• _Source material_
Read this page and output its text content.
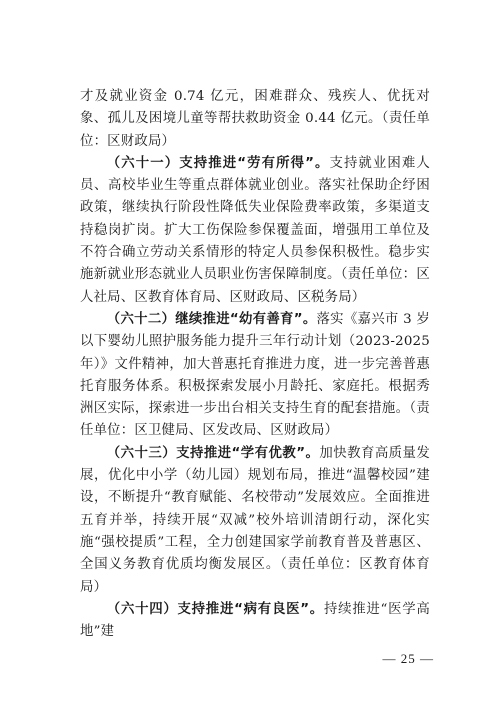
才及就业资金 0.74 亿元，困难群众、残疾人、优抚对象、孤儿及困境儿童等帮扶救助资金 0.44 亿元。（责任单位：区财政局）

（六十一）支持推进“劳有所得”。支持就业困难人员、高校毕业生等重点群体就业创业。落实社保助企纾困政策，继续执行阶段性降低失业保险费率政策，多渠道支持稳岗扩岗。扩大工伤保险参保覆盖面，增强用工单位及不符合确立劳动关系情形的特定人员参保积极性。稳步实施新就业形态就业人员职业伤害保障制度。（责任单位：区人社局、区教育体育局、区财政局、区税务局）

（六十二）继续推进“幼有善育”。落实《嘉兴市 3 岁以下婴幼儿照护服务能力提升三年行动计划（2023-2025 年）》文件精神，加大普惠托育推进力度，进一步完善普惠托育服务体系。积极探索发展小月龄托、家庭托。根据秀洲区实际，探索进一步出台相关支持生育的配套措施。（责任单位：区卫健局、区发改局、区财政局）

（六十三）支持推进“学有优教”。加快教育高质量发展，优化中小学（幼儿园）规划布局，推进“温馨校园”建设，不断提升“教育赋能、名校带动”发展效应。全面推进五育并举，持续开展“双减”校外培训清朗行动，深化实施“强校提质”工程，全力创建国家学前教育普及普惠区、全国义务教育优质均衡发展区。（责任单位：区教育体育局）

（六十四）支持推进“病有良医”。持续推进“医学高地”建

— 25 —
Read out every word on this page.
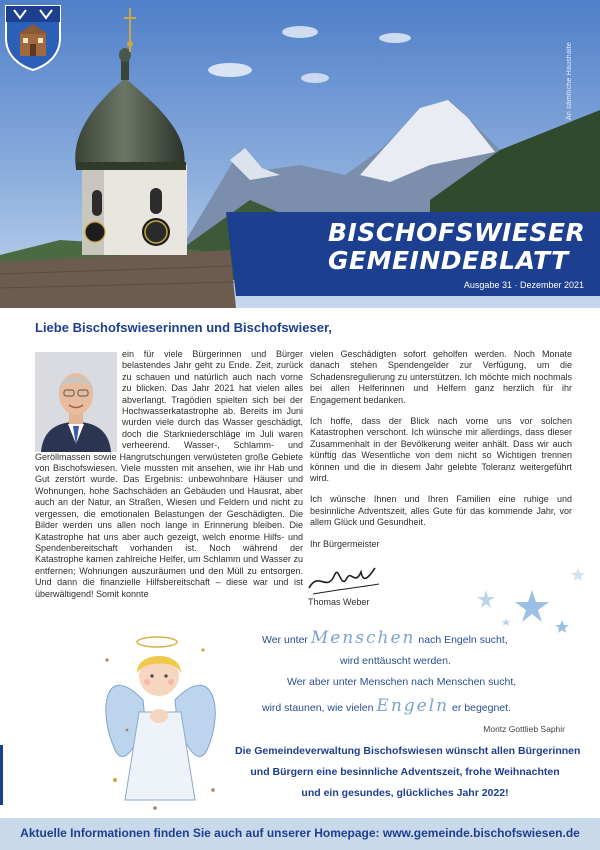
An sämtliche Haushalte
BISCHOFSWIESER
GEMEINDEBLATT
Ausgabe 31 · Dezember 2021
Liebe Bischofswieserinnen und Bischofswieser,
ein für viele Bürgerinnen und Bürger belastendes Jahr geht zu Ende. Zeit, zurück zu schauen und natürlich auch nach vorne zu blicken. Das Jahr 2021 hat vielen alles abverlangt. Tragödien spielten sich bei der Hochwasserkatastrophe ab. Bereits im Juni wurden viele durch das Wasser geschädigt, doch die Starkniederschläge im Juli waren verheerend. Wasser-, Schlamm- und Geröllmassen sowie Hangrutschungen verwüsteten große Gebiete von Bischofswiesen. Viele mussten mit ansehen, wie ihr Hab und Gut zerstört wurde. Das Ergebnis: unbewohnbare Häuser und Wohnungen, hohe Sachschäden an Gebäuden und Hausrat, aber auch an der Natur, an Straßen, Wiesen und Feldern und nicht zu vergessen, die emotionalen Belastungen der Geschädigten. Die Bilder werden uns allen noch lange in Erinnerung bleiben. Die Katastrophe hat uns aber auch gezeigt, welch enorme Hilfs- und Spendenbereitschaft vorhanden ist. Noch während der Katastrophe kamen zahlreiche Helfer, um Schlamm und Wasser zu entfernen; Wohnungen auszuräumen und den Müll zu entsorgen. Und dann die finanzielle Hilfsbereitschaft – diese war und ist überwältigend! Somit konnte

vielen Geschädigten sofort geholfen werden. Noch Monate danach stehen Spendengelder zur Verfügung, um die Schadensregulierung zu unterstützen. Ich möchte mich nochmals bei allen Helferinnen und Helfern ganz herzlich für ihr Engagement bedanken.

Ich hoffe, dass der Blick nach vorne uns vor solchen Katastrophen verschont. Ich wünsche mir allerdings, dass dieser Zusammenhalt in der Bevölkerung weiter anhält. Dass wir auch künftig das Wesentliche von dem nicht so Wichtigen trennen können und die in diesem Jahr gelebte Toleranz weitergeführt wird.

Ich wünsche Ihnen und Ihren Familien eine ruhige und besinnliche Adventszeit, alles Gute für das kommende Jahr, vor allem Glück und Gesundheit.

Ihr Bürgermeister

Thomas Weber
Wer unter Menschen nach Engeln sucht,
wird enttäuscht werden.
Wer aber unter Menschen nach Menschen sucht,
wird staunen, wie vielen Engeln er begegnet.
Moritz Gottlieb Saphir
Die Gemeindeverwaltung Bischofswiesen wünscht allen Bürgerinnen
und Bürgern eine besinnliche Adventszeit, frohe Weihnachten
und ein gesundes, glückliches Jahr 2022!
Aktuelle Informationen finden Sie auch auf unserer Homepage: www.gemeinde.bischofswiesen.de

• _Objective_
Copy, from the material above, each line in which the string "Read" occurs.

• _The solution_
Read this page and output its text content.
Read out every word on this page.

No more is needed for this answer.